WRITTEN INSTRUCTION: Give the data a second time, exactly and in full.

Source data
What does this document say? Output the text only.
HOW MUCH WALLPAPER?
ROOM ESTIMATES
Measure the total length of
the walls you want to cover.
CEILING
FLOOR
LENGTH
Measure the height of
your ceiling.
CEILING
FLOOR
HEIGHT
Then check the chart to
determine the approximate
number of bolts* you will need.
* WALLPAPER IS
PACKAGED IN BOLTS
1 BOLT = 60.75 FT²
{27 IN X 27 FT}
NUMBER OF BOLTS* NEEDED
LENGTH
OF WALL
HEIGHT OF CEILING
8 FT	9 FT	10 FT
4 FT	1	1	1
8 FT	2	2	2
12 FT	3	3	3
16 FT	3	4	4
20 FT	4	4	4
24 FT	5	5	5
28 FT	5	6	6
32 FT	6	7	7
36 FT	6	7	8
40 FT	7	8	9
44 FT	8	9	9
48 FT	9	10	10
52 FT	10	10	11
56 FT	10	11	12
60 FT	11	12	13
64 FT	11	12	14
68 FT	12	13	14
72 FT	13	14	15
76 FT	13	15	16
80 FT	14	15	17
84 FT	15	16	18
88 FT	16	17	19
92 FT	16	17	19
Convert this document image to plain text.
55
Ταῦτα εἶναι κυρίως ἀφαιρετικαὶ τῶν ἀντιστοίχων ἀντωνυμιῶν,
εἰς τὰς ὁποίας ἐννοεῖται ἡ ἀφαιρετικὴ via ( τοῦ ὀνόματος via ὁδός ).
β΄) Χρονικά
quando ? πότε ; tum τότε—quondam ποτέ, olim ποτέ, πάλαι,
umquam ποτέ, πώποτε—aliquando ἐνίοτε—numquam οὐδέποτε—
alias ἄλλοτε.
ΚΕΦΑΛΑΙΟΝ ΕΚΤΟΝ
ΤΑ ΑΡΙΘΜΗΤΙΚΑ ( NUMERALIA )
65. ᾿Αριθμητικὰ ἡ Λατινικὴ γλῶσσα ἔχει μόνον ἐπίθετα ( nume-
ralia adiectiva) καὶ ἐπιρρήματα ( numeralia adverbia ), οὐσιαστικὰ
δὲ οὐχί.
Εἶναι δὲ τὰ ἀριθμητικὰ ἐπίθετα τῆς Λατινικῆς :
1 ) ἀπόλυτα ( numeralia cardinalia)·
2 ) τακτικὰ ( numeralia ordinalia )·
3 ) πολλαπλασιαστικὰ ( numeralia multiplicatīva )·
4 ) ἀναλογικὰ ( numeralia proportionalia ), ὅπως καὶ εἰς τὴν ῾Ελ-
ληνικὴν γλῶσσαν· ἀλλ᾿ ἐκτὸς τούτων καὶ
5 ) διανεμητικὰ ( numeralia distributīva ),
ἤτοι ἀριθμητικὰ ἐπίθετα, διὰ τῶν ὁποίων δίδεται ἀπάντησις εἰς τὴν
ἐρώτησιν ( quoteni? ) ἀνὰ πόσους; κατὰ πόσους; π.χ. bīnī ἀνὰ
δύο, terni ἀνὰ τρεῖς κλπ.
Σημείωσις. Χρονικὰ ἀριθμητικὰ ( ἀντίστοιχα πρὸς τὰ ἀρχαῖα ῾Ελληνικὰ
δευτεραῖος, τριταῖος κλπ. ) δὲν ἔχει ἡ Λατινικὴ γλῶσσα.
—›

OUTPUT OF THE TASK:
What does this document say? Output the text only.
HOW MUCH WALLPAPER?
ROOM ESTIMATES
Measure the total length of
the walls you want to cover.
CEILING
FLOOR
LENGTH
Measure the height of
your ceiling.
CEILING
FLOOR
HEIGHT
Then check the chart to
determine the approximate
number of bolts* you will need.
* WALLPAPER IS
PACKAGED IN BOLTS
1 BOLT = 60.75 FT²
{27 IN X 27 FT}
NUMBER OF BOLTS* NEEDED
LENGTH
OF WALL
HEIGHT OF CEILING
8 FT	9 FT	10 FT
4 FT	1	1	1
8 FT	2	2	2
12 FT	3	3	3
16 FT	3	4	4
20 FT	4	4	4
24 FT	5	5	5
28 FT	5	6	6
32 FT	6	7	7
36 FT	6	7	8
40 FT	7	8	9
44 FT	8	9	9
48 FT	9	10	10
52 FT	10	10	11
56 FT	10	11	12
60 FT	11	12	13
64 FT	11	12	14
68 FT	12	13	14
72 FT	13	14	15
76 FT	13	15	16
80 FT	14	15	17
84 FT	15	16	18
88 FT	16	17	19
92 FT	16	17	19
Convert this document image to plain text.
55
Ταῦτα εἶναι κυρίως ἀφαιρετικαὶ τῶν ἀντιστοίχων ἀντωνυμιῶν,
εἰς τὰς ὁποίας ἐννοεῖται ἡ ἀφαιρετικὴ via ( τοῦ ὀνόματος via ὁδός ).
β΄) Χρονικά
quando ? πότε ; tum τότε—quondam ποτέ, olim ποτέ, πάλαι,
umquam ποτέ, πώποτε—aliquando ἐνίοτε—numquam οὐδέποτε—
alias ἄλλοτε.
ΚΕΦΑΛΑΙΟΝ ΕΚΤΟΝ
ΤΑ ΑΡΙΘΜΗΤΙΚΑ ( NUMERALIA )
65. ᾿Αριθμητικὰ ἡ Λατινικὴ γλῶσσα ἔχει μόνον ἐπίθετα ( nume-
ralia adiectiva) καὶ ἐπιρρήματα ( numeralia adverbia ), οὐσιαστικὰ
δὲ οὐχί.
Εἶναι δὲ τὰ ἀριθμητικὰ ἐπίθετα τῆς Λατινικῆς :
1 ) ἀπόλυτα ( numeralia cardinalia)·
2 ) τακτικὰ ( numeralia ordinalia )·
3 ) πολλαπλασιαστικὰ ( numeralia multiplicatīva )·
4 ) ἀναλογικὰ ( numeralia proportionalia ), ὅπως καὶ εἰς τὴν ῾Ελ-
ληνικὴν γλῶσσαν· ἀλλ᾿ ἐκτὸς τούτων καὶ
5 ) διανεμητικὰ ( numeralia distributīva ),
ἤτοι ἀριθμητικὰ ἐπίθετα, διὰ τῶν ὁποίων δίδεται ἀπάντησις εἰς τὴν
ἐρώτησιν ( quoteni? ) ἀνὰ πόσους; κατὰ πόσους; π.χ. bīnī ἀνὰ
δύο, terni ἀνὰ τρεῖς κλπ.
Σημείωσις. Χρονικὰ ἀριθμητικὰ ( ἀντίστοιχα πρὸς τὰ ἀρχαῖα ῾Ελληνικὰ
δευτεραῖος, τριταῖος κλπ. ) δὲν ἔχει ἡ Λατινικὴ γλῶσσα.
—›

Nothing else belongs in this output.